■ Directions: Leave out the pictures and transcribe everything else exactly.

(Some records)
+-------+
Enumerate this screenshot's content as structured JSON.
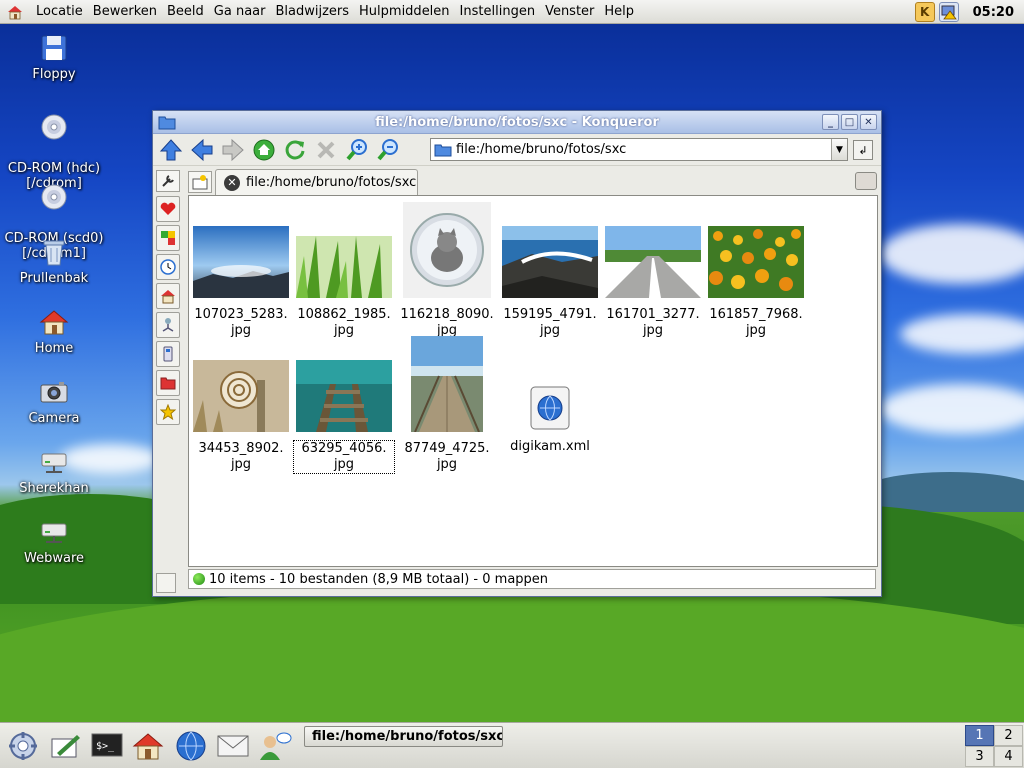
{
  "menubar": {
    "items": [
      "Locatie",
      "Bewerken",
      "Beeld",
      "Ga naar",
      "Bladwijzers",
      "Hulpmiddelen",
      "Instellingen",
      "Venster",
      "Help"
    ],
    "clock": "05:20"
  },
  "desktop": {
    "icons": [
      {
        "label": "Floppy",
        "icon": "floppy-icon"
      },
      {
        "label": "CD-ROM (hdc)\n[/cdrom]",
        "icon": "cdrom-icon"
      },
      {
        "label": "CD-ROM (scd0)\n[/cdrom1]",
        "icon": "cdrom-icon"
      },
      {
        "label": "Prullenbak",
        "icon": "trash-icon"
      },
      {
        "label": "Home",
        "icon": "home-icon"
      },
      {
        "label": "Camera",
        "icon": "camera-icon"
      },
      {
        "label": "Sherekhan",
        "icon": "network-drive-icon"
      },
      {
        "label": "Webware",
        "icon": "network-drive-icon"
      }
    ]
  },
  "window": {
    "title": "file:/home/bruno/fotos/sxc - Konqueror",
    "location": "file:/home/bruno/fotos/sxc",
    "tab_label": "file:/home/bruno/fotos/sxc",
    "files": [
      {
        "line1": "107023_5283.",
        "line2": "jpg"
      },
      {
        "line1": "108862_1985.",
        "line2": "jpg"
      },
      {
        "line1": "116218_8090.",
        "line2": "jpg"
      },
      {
        "line1": "159195_4791.",
        "line2": "jpg"
      },
      {
        "line1": "161701_3277.",
        "line2": "jpg"
      },
      {
        "line1": "161857_7968.",
        "line2": "jpg"
      },
      {
        "line1": "34453_8902.",
        "line2": "jpg"
      },
      {
        "line1": "63295_4056.",
        "line2": "jpg"
      },
      {
        "line1": "87749_4725.",
        "line2": "jpg"
      },
      {
        "line1": "digikam.xml",
        "line2": ""
      }
    ],
    "status": "10 items - 10 bestanden (8,9 MB totaal) - 0 mappen"
  },
  "taskbar": {
    "task_label": "file:/home/bruno/fotos/sxc",
    "desktops": [
      "1",
      "2",
      "3",
      "4"
    ],
    "active_desktop": "1"
  },
  "colors": {
    "accent": "#5675b5",
    "title_gradient_top": "#d6e1f5",
    "title_gradient_bottom": "#a9bfe6"
  }
}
+-------+
■ Solution:
Enumerate this screenshot's content as structured JSON.
{
  "menubar": {
    "items": [
      "Locatie",
      "Bewerken",
      "Beeld",
      "Ga naar",
      "Bladwijzers",
      "Hulpmiddelen",
      "Instellingen",
      "Venster",
      "Help"
    ],
    "clock": "05:20"
  },
  "desktop": {
    "icons": [
      {
        "label": "Floppy",
        "icon": "floppy-icon"
      },
      {
        "label": "CD-ROM (hdc)\n[/cdrom]",
        "icon": "cdrom-icon"
      },
      {
        "label": "CD-ROM (scd0)\n[/cdrom1]",
        "icon": "cdrom-icon"
      },
      {
        "label": "Prullenbak",
        "icon": "trash-icon"
      },
      {
        "label": "Home",
        "icon": "home-icon"
      },
      {
        "label": "Camera",
        "icon": "camera-icon"
      },
      {
        "label": "Sherekhan",
        "icon": "network-drive-icon"
      },
      {
        "label": "Webware",
        "icon": "network-drive-icon"
      }
    ]
  },
  "window": {
    "title": "file:/home/bruno/fotos/sxc - Konqueror",
    "location": "file:/home/bruno/fotos/sxc",
    "tab_label": "file:/home/bruno/fotos/sxc",
    "files": [
      {
        "line1": "107023_5283.",
        "line2": "jpg"
      },
      {
        "line1": "108862_1985.",
        "line2": "jpg"
      },
      {
        "line1": "116218_8090.",
        "line2": "jpg"
      },
      {
        "line1": "159195_4791.",
        "line2": "jpg"
      },
      {
        "line1": "161701_3277.",
        "line2": "jpg"
      },
      {
        "line1": "161857_7968.",
        "line2": "jpg"
      },
      {
        "line1": "34453_8902.",
        "line2": "jpg"
      },
      {
        "line1": "63295_4056.",
        "line2": "jpg"
      },
      {
        "line1": "87749_4725.",
        "line2": "jpg"
      },
      {
        "line1": "digikam.xml",
        "line2": ""
      }
    ],
    "status": "10 items - 10 bestanden (8,9 MB totaal) - 0 mappen"
  },
  "taskbar": {
    "task_label": "file:/home/bruno/fotos/sxc",
    "desktops": [
      "1",
      "2",
      "3",
      "4"
    ],
    "active_desktop": "1"
  },
  "colors": {
    "accent": "#5675b5",
    "title_gradient_top": "#d6e1f5",
    "title_gradient_bottom": "#a9bfe6"
  }
}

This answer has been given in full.